- _TASK PROMPT_
All of the data should be output character for character, except the pictures.

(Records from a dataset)
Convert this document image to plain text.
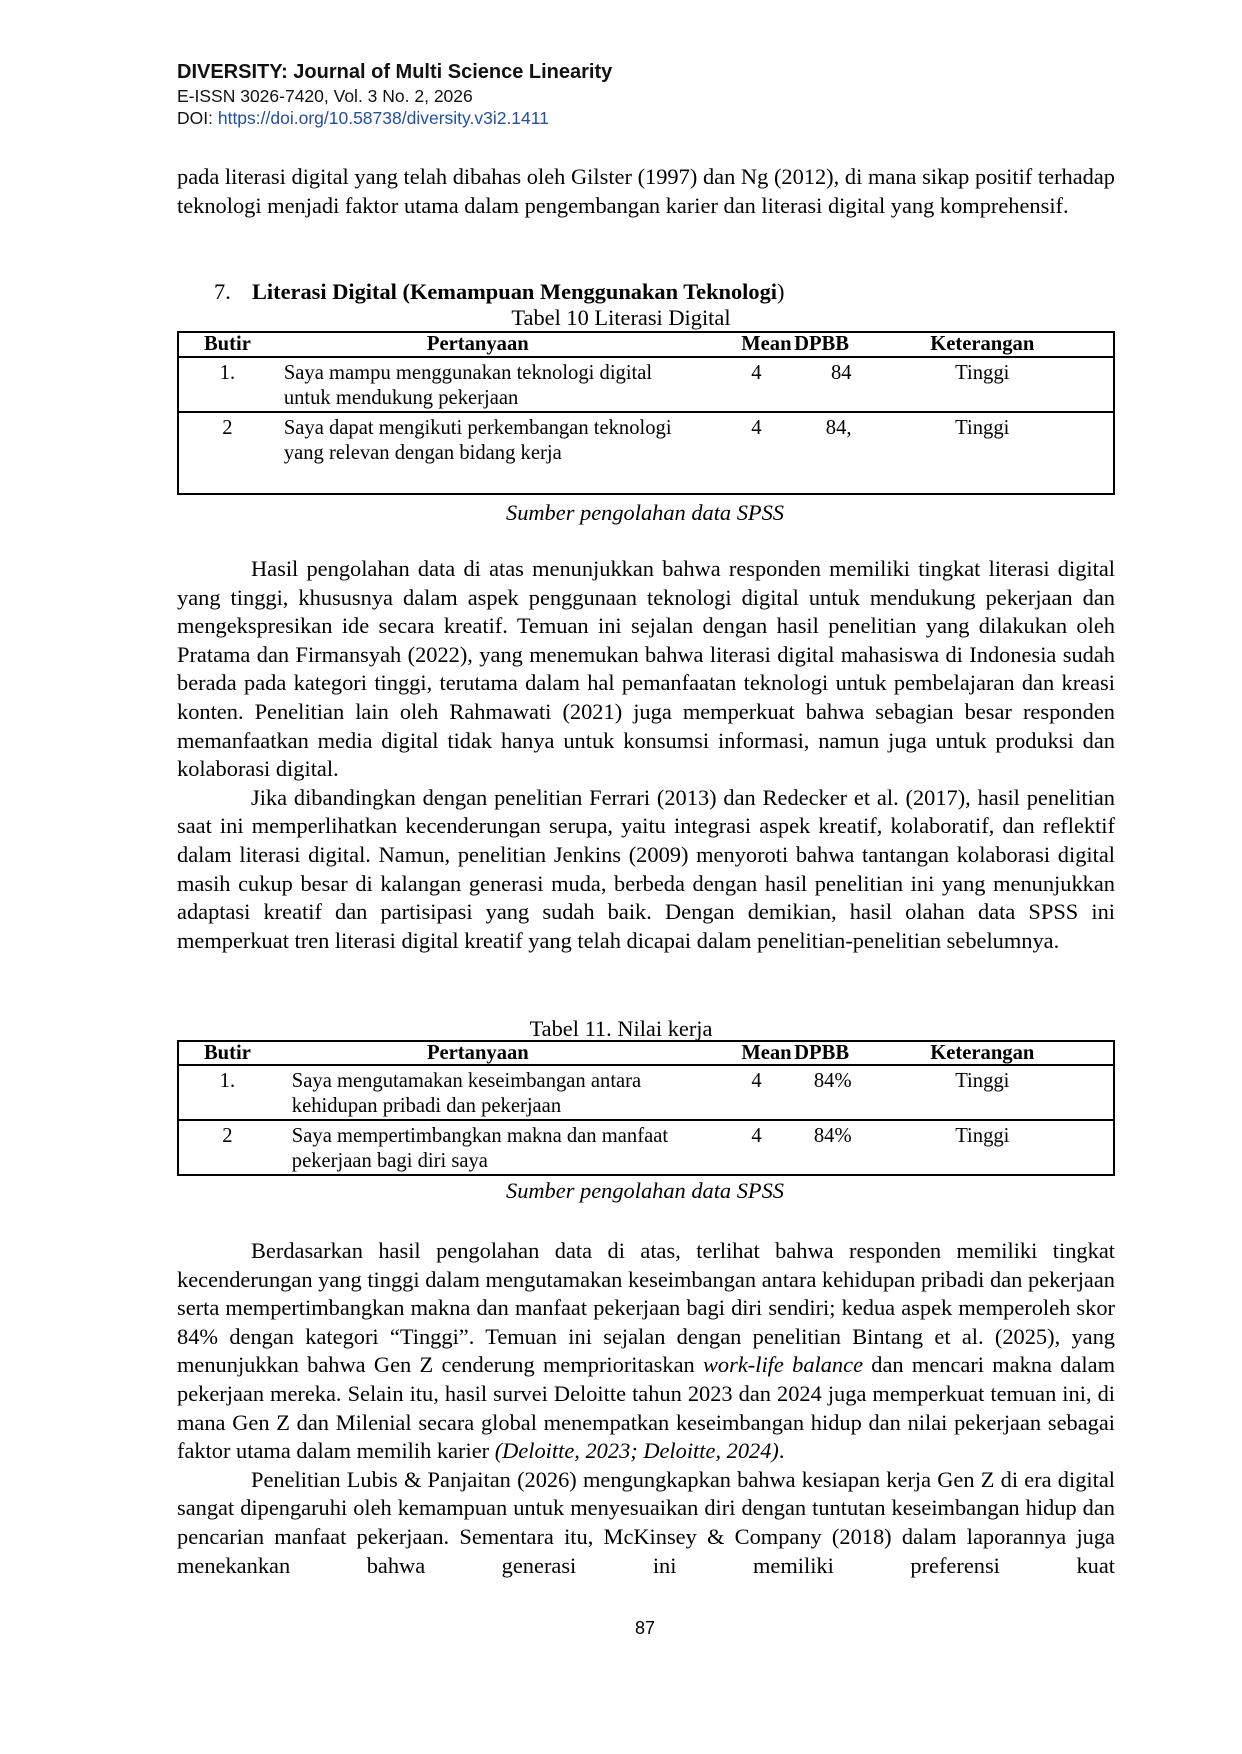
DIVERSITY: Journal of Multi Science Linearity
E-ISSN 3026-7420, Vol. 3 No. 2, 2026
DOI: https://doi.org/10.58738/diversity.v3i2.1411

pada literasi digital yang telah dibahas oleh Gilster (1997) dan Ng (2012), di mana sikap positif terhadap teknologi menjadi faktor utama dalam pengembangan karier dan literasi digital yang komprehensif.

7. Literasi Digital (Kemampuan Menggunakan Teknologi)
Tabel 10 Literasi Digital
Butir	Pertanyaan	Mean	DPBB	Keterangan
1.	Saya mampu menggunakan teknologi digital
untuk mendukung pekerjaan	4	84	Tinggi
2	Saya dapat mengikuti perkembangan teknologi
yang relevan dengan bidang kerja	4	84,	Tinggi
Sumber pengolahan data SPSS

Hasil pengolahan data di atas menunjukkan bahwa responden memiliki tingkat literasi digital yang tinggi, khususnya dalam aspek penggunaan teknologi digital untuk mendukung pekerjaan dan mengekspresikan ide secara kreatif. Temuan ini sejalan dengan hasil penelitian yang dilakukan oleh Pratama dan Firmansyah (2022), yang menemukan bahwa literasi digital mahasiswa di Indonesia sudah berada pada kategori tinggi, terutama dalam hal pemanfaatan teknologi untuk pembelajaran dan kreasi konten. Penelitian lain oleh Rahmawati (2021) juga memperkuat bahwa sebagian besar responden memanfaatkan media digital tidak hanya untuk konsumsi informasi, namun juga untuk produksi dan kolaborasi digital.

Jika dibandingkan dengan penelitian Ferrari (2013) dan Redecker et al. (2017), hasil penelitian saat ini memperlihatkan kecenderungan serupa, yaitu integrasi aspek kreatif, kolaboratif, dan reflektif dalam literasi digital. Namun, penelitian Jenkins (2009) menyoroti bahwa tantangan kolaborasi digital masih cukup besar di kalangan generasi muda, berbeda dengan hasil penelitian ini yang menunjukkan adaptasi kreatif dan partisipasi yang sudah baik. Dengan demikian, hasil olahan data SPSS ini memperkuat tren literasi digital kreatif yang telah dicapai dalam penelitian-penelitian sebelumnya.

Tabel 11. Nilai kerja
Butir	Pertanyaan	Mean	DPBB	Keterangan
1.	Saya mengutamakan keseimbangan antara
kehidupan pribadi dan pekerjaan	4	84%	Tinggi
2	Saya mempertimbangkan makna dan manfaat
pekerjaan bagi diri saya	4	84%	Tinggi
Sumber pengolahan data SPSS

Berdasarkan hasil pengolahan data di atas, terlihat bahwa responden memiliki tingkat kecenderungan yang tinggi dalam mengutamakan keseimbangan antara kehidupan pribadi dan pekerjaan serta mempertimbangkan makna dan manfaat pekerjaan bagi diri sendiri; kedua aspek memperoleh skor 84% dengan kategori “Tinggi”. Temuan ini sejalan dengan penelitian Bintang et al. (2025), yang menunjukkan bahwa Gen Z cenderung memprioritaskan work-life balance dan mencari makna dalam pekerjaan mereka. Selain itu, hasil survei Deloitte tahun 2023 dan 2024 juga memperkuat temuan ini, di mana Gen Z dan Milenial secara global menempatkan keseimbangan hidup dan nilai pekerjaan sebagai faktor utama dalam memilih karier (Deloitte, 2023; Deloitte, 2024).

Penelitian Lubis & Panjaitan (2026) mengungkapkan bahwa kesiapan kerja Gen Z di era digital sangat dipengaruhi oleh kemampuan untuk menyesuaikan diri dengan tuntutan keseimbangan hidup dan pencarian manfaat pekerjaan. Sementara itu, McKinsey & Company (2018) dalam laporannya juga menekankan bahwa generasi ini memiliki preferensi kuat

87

- _RESPONSE TO THE EXERCISE_
Convert this document image to plain text.
DIVERSITY: Journal of Multi Science Linearity
E-ISSN 3026-7420, Vol. 3 No. 2, 2026
DOI: https://doi.org/10.58738/diversity.v3i2.1411

pada literasi digital yang telah dibahas oleh Gilster (1997) dan Ng (2012), di mana sikap positif terhadap teknologi menjadi faktor utama dalam pengembangan karier dan literasi digital yang komprehensif.

7. Literasi Digital (Kemampuan Menggunakan Teknologi)
Tabel 10 Literasi Digital
Butir	Pertanyaan	Mean	DPBB	Keterangan
1.	Saya mampu menggunakan teknologi digital
untuk mendukung pekerjaan	4	84	Tinggi
2	Saya dapat mengikuti perkembangan teknologi
yang relevan dengan bidang kerja	4	84,	Tinggi
Sumber pengolahan data SPSS

Hasil pengolahan data di atas menunjukkan bahwa responden memiliki tingkat literasi digital yang tinggi, khususnya dalam aspek penggunaan teknologi digital untuk mendukung pekerjaan dan mengekspresikan ide secara kreatif. Temuan ini sejalan dengan hasil penelitian yang dilakukan oleh Pratama dan Firmansyah (2022), yang menemukan bahwa literasi digital mahasiswa di Indonesia sudah berada pada kategori tinggi, terutama dalam hal pemanfaatan teknologi untuk pembelajaran dan kreasi konten. Penelitian lain oleh Rahmawati (2021) juga memperkuat bahwa sebagian besar responden memanfaatkan media digital tidak hanya untuk konsumsi informasi, namun juga untuk produksi dan kolaborasi digital.

Jika dibandingkan dengan penelitian Ferrari (2013) dan Redecker et al. (2017), hasil penelitian saat ini memperlihatkan kecenderungan serupa, yaitu integrasi aspek kreatif, kolaboratif, dan reflektif dalam literasi digital. Namun, penelitian Jenkins (2009) menyoroti bahwa tantangan kolaborasi digital masih cukup besar di kalangan generasi muda, berbeda dengan hasil penelitian ini yang menunjukkan adaptasi kreatif dan partisipasi yang sudah baik. Dengan demikian, hasil olahan data SPSS ini memperkuat tren literasi digital kreatif yang telah dicapai dalam penelitian-penelitian sebelumnya.

Tabel 11. Nilai kerja
Butir	Pertanyaan	Mean	DPBB	Keterangan
1.	Saya mengutamakan keseimbangan antara
kehidupan pribadi dan pekerjaan	4	84%	Tinggi
2	Saya mempertimbangkan makna dan manfaat
pekerjaan bagi diri saya	4	84%	Tinggi
Sumber pengolahan data SPSS

Berdasarkan hasil pengolahan data di atas, terlihat bahwa responden memiliki tingkat kecenderungan yang tinggi dalam mengutamakan keseimbangan antara kehidupan pribadi dan pekerjaan serta mempertimbangkan makna dan manfaat pekerjaan bagi diri sendiri; kedua aspek memperoleh skor 84% dengan kategori “Tinggi”. Temuan ini sejalan dengan penelitian Bintang et al. (2025), yang menunjukkan bahwa Gen Z cenderung memprioritaskan work-life balance dan mencari makna dalam pekerjaan mereka. Selain itu, hasil survei Deloitte tahun 2023 dan 2024 juga memperkuat temuan ini, di mana Gen Z dan Milenial secara global menempatkan keseimbangan hidup dan nilai pekerjaan sebagai faktor utama dalam memilih karier (Deloitte, 2023; Deloitte, 2024).

Penelitian Lubis & Panjaitan (2026) mengungkapkan bahwa kesiapan kerja Gen Z di era digital sangat dipengaruhi oleh kemampuan untuk menyesuaikan diri dengan tuntutan keseimbangan hidup dan pencarian manfaat pekerjaan. Sementara itu, McKinsey & Company (2018) dalam laporannya juga menekankan bahwa generasi ini memiliki preferensi kuat

87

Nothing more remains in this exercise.